* START RAW DATA *

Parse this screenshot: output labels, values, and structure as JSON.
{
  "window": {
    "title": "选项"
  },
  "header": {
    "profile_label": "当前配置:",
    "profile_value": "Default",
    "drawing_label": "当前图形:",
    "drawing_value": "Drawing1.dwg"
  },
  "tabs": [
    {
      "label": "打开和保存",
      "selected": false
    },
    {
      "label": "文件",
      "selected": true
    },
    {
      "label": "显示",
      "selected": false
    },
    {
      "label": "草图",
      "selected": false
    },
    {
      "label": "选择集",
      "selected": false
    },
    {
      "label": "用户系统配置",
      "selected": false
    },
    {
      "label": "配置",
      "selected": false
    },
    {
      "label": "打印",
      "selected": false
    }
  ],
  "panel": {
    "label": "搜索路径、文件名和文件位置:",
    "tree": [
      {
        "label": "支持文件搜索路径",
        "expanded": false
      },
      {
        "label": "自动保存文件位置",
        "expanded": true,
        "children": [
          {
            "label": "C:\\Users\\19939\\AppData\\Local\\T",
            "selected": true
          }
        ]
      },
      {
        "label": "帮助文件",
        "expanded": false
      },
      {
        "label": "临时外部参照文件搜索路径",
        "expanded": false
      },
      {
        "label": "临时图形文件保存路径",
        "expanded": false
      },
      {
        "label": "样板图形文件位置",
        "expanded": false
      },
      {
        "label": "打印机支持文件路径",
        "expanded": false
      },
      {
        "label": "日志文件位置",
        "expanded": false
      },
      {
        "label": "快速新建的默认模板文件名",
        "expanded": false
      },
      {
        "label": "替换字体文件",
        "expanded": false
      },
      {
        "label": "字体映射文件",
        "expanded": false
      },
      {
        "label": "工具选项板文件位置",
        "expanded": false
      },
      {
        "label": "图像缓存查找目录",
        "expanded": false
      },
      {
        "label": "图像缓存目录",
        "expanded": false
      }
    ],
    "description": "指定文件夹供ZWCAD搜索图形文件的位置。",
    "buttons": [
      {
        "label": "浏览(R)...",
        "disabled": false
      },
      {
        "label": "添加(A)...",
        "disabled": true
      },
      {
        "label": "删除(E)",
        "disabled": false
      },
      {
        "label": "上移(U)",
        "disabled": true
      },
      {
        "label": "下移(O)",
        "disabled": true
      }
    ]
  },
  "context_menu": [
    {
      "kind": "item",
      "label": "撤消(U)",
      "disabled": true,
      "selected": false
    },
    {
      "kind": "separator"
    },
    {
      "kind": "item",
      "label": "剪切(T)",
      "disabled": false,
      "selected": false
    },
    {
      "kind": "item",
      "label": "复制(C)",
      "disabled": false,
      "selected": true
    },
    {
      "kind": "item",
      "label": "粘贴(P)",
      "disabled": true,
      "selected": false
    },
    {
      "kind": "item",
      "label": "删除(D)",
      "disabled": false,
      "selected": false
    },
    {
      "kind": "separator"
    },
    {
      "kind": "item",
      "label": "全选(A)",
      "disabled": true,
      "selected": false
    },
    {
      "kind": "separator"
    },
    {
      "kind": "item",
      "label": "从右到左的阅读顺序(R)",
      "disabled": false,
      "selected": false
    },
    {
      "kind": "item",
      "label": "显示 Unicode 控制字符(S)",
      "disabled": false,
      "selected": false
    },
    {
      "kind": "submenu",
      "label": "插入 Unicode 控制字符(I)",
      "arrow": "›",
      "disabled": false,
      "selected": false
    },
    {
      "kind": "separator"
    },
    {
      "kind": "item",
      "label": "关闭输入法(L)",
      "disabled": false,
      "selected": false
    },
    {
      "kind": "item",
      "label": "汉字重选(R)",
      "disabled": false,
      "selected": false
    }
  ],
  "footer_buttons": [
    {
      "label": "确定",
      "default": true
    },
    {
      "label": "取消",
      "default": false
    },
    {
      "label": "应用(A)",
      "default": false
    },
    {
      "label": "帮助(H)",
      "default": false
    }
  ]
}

* END RAW DATA *

◆ **WORK TO COMPLETE**
Restate each record word for word.

◆ **RESULT**
Parse this screenshot: output labels, values, and structure as JSON.
{
  "window": {
    "title": "选项"
  },
  "header": {
    "profile_label": "当前配置:",
    "profile_value": "Default",
    "drawing_label": "当前图形:",
    "drawing_value": "Drawing1.dwg"
  },
  "tabs": [
    {
      "label": "打开和保存",
      "selected": false
    },
    {
      "label": "文件",
      "selected": true
    },
    {
      "label": "显示",
      "selected": false
    },
    {
      "label": "草图",
      "selected": false
    },
    {
      "label": "选择集",
      "selected": false
    },
    {
      "label": "用户系统配置",
      "selected": false
    },
    {
      "label": "配置",
      "selected": false
    },
    {
      "label": "打印",
      "selected": false
    }
  ],
  "panel": {
    "label": "搜索路径、文件名和文件位置:",
    "tree": [
      {
        "label": "支持文件搜索路径",
        "expanded": false
      },
      {
        "label": "自动保存文件位置",
        "expanded": true,
        "children": [
          {
            "label": "C:\\Users\\19939\\AppData\\Local\\T",
            "selected": true
          }
        ]
      },
      {
        "label": "帮助文件",
        "expanded": false
      },
      {
        "label": "临时外部参照文件搜索路径",
        "expanded": false
      },
      {
        "label": "临时图形文件保存路径",
        "expanded": false
      },
      {
        "label": "样板图形文件位置",
        "expanded": false
      },
      {
        "label": "打印机支持文件路径",
        "expanded": false
      },
      {
        "label": "日志文件位置",
        "expanded": false
      },
      {
        "label": "快速新建的默认模板文件名",
        "expanded": false
      },
      {
        "label": "替换字体文件",
        "expanded": false
      },
      {
        "label": "字体映射文件",
        "expanded": false
      },
      {
        "label": "工具选项板文件位置",
        "expanded": false
      },
      {
        "label": "图像缓存查找目录",
        "expanded": false
      },
      {
        "label": "图像缓存目录",
        "expanded": false
      }
    ],
    "description": "指定文件夹供ZWCAD搜索图形文件的位置。",
    "buttons": [
      {
        "label": "浏览(R)...",
        "disabled": false
      },
      {
        "label": "添加(A)...",
        "disabled": true
      },
      {
        "label": "删除(E)",
        "disabled": false
      },
      {
        "label": "上移(U)",
        "disabled": true
      },
      {
        "label": "下移(O)",
        "disabled": true
      }
    ]
  },
  "context_menu": [
    {
      "kind": "item",
      "label": "撤消(U)",
      "disabled": true,
      "selected": false
    },
    {
      "kind": "separator"
    },
    {
      "kind": "item",
      "label": "剪切(T)",
      "disabled": false,
      "selected": false
    },
    {
      "kind": "item",
      "label": "复制(C)",
      "disabled": false,
      "selected": true
    },
    {
      "kind": "item",
      "label": "粘贴(P)",
      "disabled": true,
      "selected": false
    },
    {
      "kind": "item",
      "label": "删除(D)",
      "disabled": false,
      "selected": false
    },
    {
      "kind": "separator"
    },
    {
      "kind": "item",
      "label": "全选(A)",
      "disabled": true,
      "selected": false
    },
    {
      "kind": "separator"
    },
    {
      "kind": "item",
      "label": "从右到左的阅读顺序(R)",
      "disabled": false,
      "selected": false
    },
    {
      "kind": "item",
      "label": "显示 Unicode 控制字符(S)",
      "disabled": false,
      "selected": false
    },
    {
      "kind": "submenu",
      "label": "插入 Unicode 控制字符(I)",
      "arrow": "›",
      "disabled": false,
      "selected": false
    },
    {
      "kind": "separator"
    },
    {
      "kind": "item",
      "label": "关闭输入法(L)",
      "disabled": false,
      "selected": false
    },
    {
      "kind": "item",
      "label": "汉字重选(R)",
      "disabled": false,
      "selected": false
    }
  ],
  "footer_buttons": [
    {
      "label": "确定",
      "default": true
    },
    {
      "label": "取消",
      "default": false
    },
    {
      "label": "应用(A)",
      "default": false
    },
    {
      "label": "帮助(H)",
      "default": false
    }
  ]
}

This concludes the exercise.